Exactly reproduce the lines from the line bearing "Extract all readable text from this page." through the end of the listing, inclusive of both; pictures are to be omitted.
----------------
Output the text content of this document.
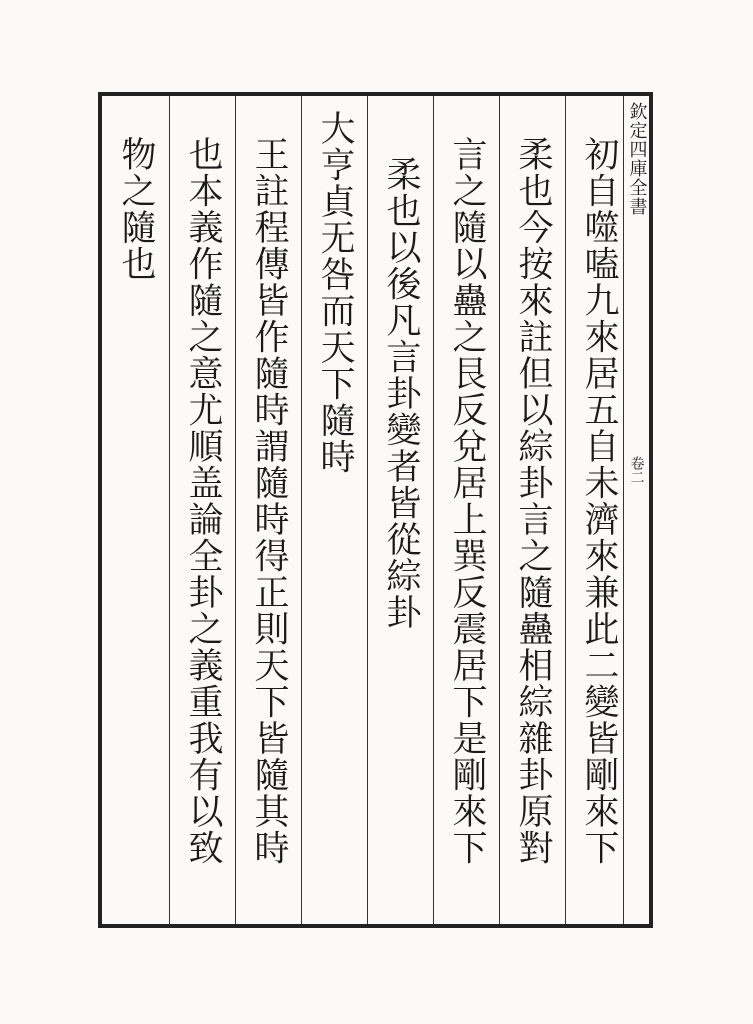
欽定四庫全書
卷二
初自噬嗑九來居五自未濟來兼此二變皆剛來下
柔也今按來註但以綜卦言之隨蠱相綜雜卦原對
言之隨以蠱之艮反兌居上巽反震居下是剛來下
柔也以後凡言卦變者皆從綜卦
大亨貞无咎而天下隨時
王註程傳皆作隨時謂隨時得正則天下皆隨其時
也本義作隨之意尤順盖論全卦之義重我有以致
物之隨也
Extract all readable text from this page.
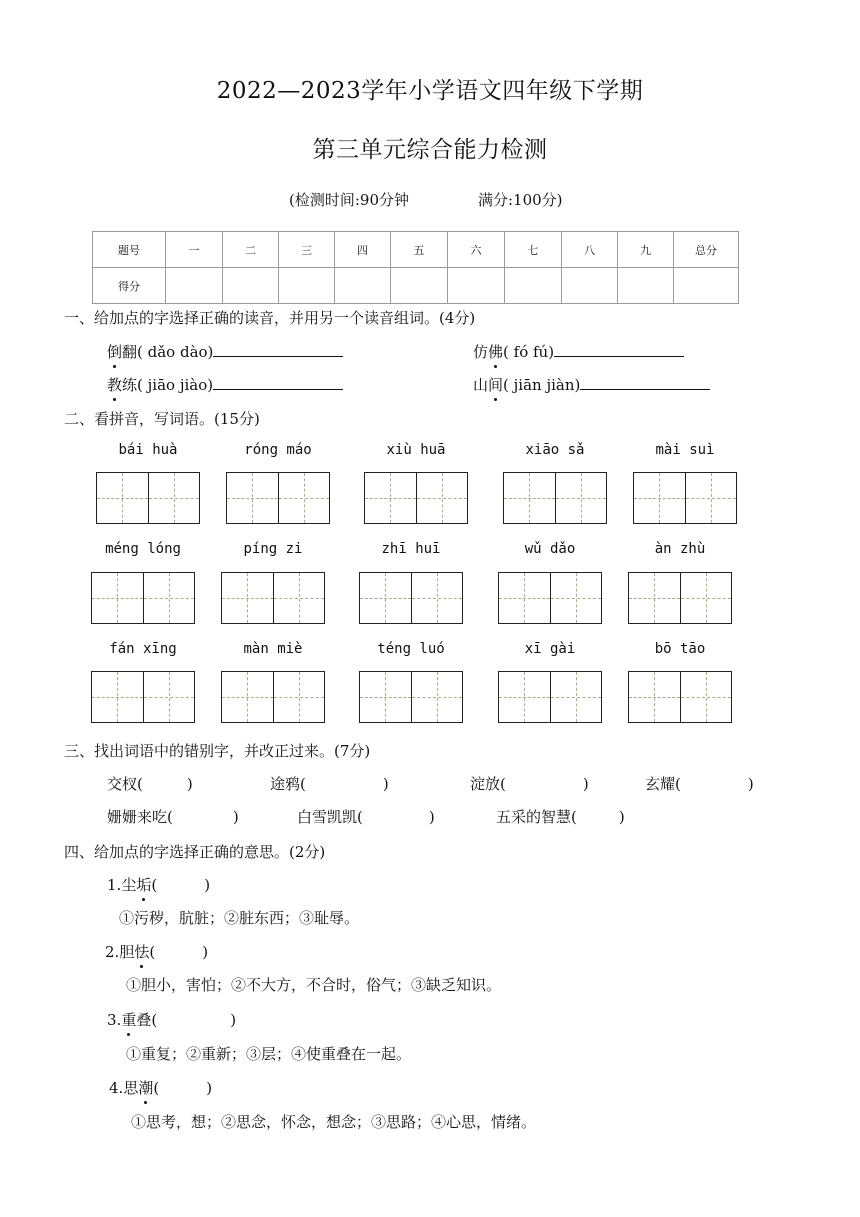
2022—2023学年小学语文四年级下学期
第三单元综合能力检测
(检测时间:90分钟	满分:100分)
题号	一	二	三	四	五	六	七	八	九	总分
得分										
一、给加点的字选择正确的读音，并用另一个读音组词。(4分)
倒翻( dǎo dào)	仿佛( fó fú)
教练( jiāo jiào)	山间( jiān jiàn)
二、看拼音，写词语。(15分)
bái huà	róng máo	xiù huā	xiāo sǎ	mài suì
méng lóng	píng zi	zhī huī	wǔ dǎo	àn zhù
fán xīng	màn miè	téng luó	xī gài	bō tāo
三、找出词语中的错别字，并改正过来。(7分)
交杈(	)	途鸦(	)	淀放(	)	玄耀(	)
姗姗来吃(	)	白雪凯凯(	)	五采的智慧(	)
四、给加点的字选择正确的意思。(2分)
1.尘垢(	)
①污秽，肮脏；②脏东西；③耻辱。
2.胆怯(	)
①胆小，害怕；②不大方，不合时，俗气；③缺乏知识。
3.重叠(	)
①重复；②重新；③层；④使重叠在一起。
4.思潮(	)
①思考，想；②思念，怀念，想念；③思路；④心思，情绪。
----------------
### The answer
Extract all readable text from this page.
2022—2023学年小学语文四年级下学期
第三单元综合能力检测
(检测时间:90分钟	满分:100分)
题号	一	二	三	四	五	六	七	八	九	总分
得分										
一、给加点的字选择正确的读音，并用另一个读音组词。(4分)
倒翻( dǎo dào)	仿佛( fó fú)
教练( jiāo jiào)	山间( jiān jiàn)
二、看拼音，写词语。(15分)
bái huà	róng máo	xiù huā	xiāo sǎ	mài suì
méng lóng	píng zi	zhī huī	wǔ dǎo	àn zhù
fán xīng	màn miè	téng luó	xī gài	bō tāo
三、找出词语中的错别字，并改正过来。(7分)
交杈(	)	途鸦(	)	淀放(	)	玄耀(	)
姗姗来吃(	)	白雪凯凯(	)	五采的智慧(	)
四、给加点的字选择正确的意思。(2分)
1.尘垢(	)
①污秽，肮脏；②脏东西；③耻辱。
2.胆怯(	)
①胆小，害怕；②不大方，不合时，俗气；③缺乏知识。
3.重叠(	)
①重复；②重新；③层；④使重叠在一起。
4.思潮(	)
①思考，想；②思念，怀念，想念；③思路；④心思，情绪。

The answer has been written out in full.